----- RECORD SET

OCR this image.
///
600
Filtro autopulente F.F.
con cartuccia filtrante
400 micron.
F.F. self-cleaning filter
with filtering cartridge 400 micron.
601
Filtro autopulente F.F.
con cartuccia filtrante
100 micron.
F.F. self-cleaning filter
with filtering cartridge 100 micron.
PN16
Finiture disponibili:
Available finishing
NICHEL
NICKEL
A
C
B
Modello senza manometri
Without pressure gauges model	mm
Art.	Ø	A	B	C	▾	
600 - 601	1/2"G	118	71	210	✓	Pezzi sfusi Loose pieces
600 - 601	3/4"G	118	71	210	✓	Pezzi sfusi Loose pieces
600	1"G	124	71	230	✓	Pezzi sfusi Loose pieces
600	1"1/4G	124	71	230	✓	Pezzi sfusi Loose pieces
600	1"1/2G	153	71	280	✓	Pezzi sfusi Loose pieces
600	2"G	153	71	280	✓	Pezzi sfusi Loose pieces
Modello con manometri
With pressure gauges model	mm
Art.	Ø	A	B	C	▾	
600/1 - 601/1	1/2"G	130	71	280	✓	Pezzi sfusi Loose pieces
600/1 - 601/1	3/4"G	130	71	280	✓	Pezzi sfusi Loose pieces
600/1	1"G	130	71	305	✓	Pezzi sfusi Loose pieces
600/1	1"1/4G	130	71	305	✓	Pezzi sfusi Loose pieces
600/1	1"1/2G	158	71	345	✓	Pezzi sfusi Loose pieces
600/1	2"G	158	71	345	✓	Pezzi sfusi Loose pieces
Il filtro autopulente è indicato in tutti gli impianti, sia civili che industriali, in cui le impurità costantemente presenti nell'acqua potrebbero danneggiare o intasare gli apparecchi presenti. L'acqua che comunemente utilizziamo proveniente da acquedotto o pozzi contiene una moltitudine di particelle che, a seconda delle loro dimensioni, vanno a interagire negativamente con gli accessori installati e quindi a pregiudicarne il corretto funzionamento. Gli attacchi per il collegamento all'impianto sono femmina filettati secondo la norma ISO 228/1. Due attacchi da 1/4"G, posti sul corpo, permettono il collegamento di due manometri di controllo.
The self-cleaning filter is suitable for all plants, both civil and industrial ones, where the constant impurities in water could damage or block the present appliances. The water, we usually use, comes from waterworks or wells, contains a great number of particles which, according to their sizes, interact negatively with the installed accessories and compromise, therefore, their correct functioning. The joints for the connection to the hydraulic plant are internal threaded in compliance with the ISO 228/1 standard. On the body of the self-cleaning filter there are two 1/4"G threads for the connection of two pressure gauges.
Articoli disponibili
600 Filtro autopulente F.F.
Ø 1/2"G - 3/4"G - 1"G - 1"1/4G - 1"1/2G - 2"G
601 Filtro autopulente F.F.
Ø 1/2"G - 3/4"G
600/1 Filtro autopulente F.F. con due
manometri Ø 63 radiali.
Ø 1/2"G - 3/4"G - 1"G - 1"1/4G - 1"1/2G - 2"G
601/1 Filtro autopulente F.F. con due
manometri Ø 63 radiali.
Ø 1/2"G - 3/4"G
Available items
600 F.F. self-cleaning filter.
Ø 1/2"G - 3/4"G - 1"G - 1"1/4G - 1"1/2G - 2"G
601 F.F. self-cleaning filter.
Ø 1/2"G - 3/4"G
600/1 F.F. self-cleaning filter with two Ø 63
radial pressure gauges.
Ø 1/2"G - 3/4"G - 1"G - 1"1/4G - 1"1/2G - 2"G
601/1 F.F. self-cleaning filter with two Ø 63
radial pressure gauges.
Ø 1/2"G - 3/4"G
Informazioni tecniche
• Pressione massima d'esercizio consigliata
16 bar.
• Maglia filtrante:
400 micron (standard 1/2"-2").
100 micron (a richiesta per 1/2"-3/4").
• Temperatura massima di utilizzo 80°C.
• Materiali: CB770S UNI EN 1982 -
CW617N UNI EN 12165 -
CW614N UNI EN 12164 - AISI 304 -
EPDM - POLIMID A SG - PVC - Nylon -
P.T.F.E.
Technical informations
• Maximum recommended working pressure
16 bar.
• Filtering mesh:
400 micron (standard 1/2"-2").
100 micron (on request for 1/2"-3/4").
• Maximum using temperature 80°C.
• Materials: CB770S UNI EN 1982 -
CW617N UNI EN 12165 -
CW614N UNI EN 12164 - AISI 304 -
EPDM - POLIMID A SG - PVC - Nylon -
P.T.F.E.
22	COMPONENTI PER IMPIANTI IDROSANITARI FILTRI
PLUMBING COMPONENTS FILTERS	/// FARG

----------

Recopy the entries above exactly, with every line included.

OCR this image.
///
600
Filtro autopulente F.F.
con cartuccia filtrante
400 micron.
F.F. self-cleaning filter
with filtering cartridge 400 micron.
601
Filtro autopulente F.F.
con cartuccia filtrante
100 micron.
F.F. self-cleaning filter
with filtering cartridge 100 micron.
PN16
Finiture disponibili:
Available finishing
NICHEL
NICKEL
A
C
B
Modello senza manometri
Without pressure gauges model	mm
Art.	Ø	A	B	C	▾	
600 - 601	1/2"G	118	71	210	✓	Pezzi sfusi Loose pieces
600 - 601	3/4"G	118	71	210	✓	Pezzi sfusi Loose pieces
600	1"G	124	71	230	✓	Pezzi sfusi Loose pieces
600	1"1/4G	124	71	230	✓	Pezzi sfusi Loose pieces
600	1"1/2G	153	71	280	✓	Pezzi sfusi Loose pieces
600	2"G	153	71	280	✓	Pezzi sfusi Loose pieces
Modello con manometri
With pressure gauges model	mm
Art.	Ø	A	B	C	▾	
600/1 - 601/1	1/2"G	130	71	280	✓	Pezzi sfusi Loose pieces
600/1 - 601/1	3/4"G	130	71	280	✓	Pezzi sfusi Loose pieces
600/1	1"G	130	71	305	✓	Pezzi sfusi Loose pieces
600/1	1"1/4G	130	71	305	✓	Pezzi sfusi Loose pieces
600/1	1"1/2G	158	71	345	✓	Pezzi sfusi Loose pieces
600/1	2"G	158	71	345	✓	Pezzi sfusi Loose pieces
Il filtro autopulente è indicato in tutti gli impianti, sia civili che industriali, in cui le impurità costantemente presenti nell'acqua potrebbero danneggiare o intasare gli apparecchi presenti. L'acqua che comunemente utilizziamo proveniente da acquedotto o pozzi contiene una moltitudine di particelle che, a seconda delle loro dimensioni, vanno a interagire negativamente con gli accessori installati e quindi a pregiudicarne il corretto funzionamento. Gli attacchi per il collegamento all'impianto sono femmina filettati secondo la norma ISO 228/1. Due attacchi da 1/4"G, posti sul corpo, permettono il collegamento di due manometri di controllo.
The self-cleaning filter is suitable for all plants, both civil and industrial ones, where the constant impurities in water could damage or block the present appliances. The water, we usually use, comes from waterworks or wells, contains a great number of particles which, according to their sizes, interact negatively with the installed accessories and compromise, therefore, their correct functioning. The joints for the connection to the hydraulic plant are internal threaded in compliance with the ISO 228/1 standard. On the body of the self-cleaning filter there are two 1/4"G threads for the connection of two pressure gauges.
Articoli disponibili
600 Filtro autopulente F.F.
Ø 1/2"G - 3/4"G - 1"G - 1"1/4G - 1"1/2G - 2"G
601 Filtro autopulente F.F.
Ø 1/2"G - 3/4"G
600/1 Filtro autopulente F.F. con due
manometri Ø 63 radiali.
Ø 1/2"G - 3/4"G - 1"G - 1"1/4G - 1"1/2G - 2"G
601/1 Filtro autopulente F.F. con due
manometri Ø 63 radiali.
Ø 1/2"G - 3/4"G
Available items
600 F.F. self-cleaning filter.
Ø 1/2"G - 3/4"G - 1"G - 1"1/4G - 1"1/2G - 2"G
601 F.F. self-cleaning filter.
Ø 1/2"G - 3/4"G
600/1 F.F. self-cleaning filter with two Ø 63
radial pressure gauges.
Ø 1/2"G - 3/4"G - 1"G - 1"1/4G - 1"1/2G - 2"G
601/1 F.F. self-cleaning filter with two Ø 63
radial pressure gauges.
Ø 1/2"G - 3/4"G
Informazioni tecniche
• Pressione massima d'esercizio consigliata
16 bar.
• Maglia filtrante:
400 micron (standard 1/2"-2").
100 micron (a richiesta per 1/2"-3/4").
• Temperatura massima di utilizzo 80°C.
• Materiali: CB770S UNI EN 1982 -
CW617N UNI EN 12165 -
CW614N UNI EN 12164 - AISI 304 -
EPDM - POLIMID A SG - PVC - Nylon -
P.T.F.E.
Technical informations
• Maximum recommended working pressure
16 bar.
• Filtering mesh:
400 micron (standard 1/2"-2").
100 micron (on request for 1/2"-3/4").
• Maximum using temperature 80°C.
• Materials: CB770S UNI EN 1982 -
CW617N UNI EN 12165 -
CW614N UNI EN 12164 - AISI 304 -
EPDM - POLIMID A SG - PVC - Nylon -
P.T.F.E.
22	COMPONENTI PER IMPIANTI IDROSANITARI FILTRI
PLUMBING COMPONENTS FILTERS	/// FARG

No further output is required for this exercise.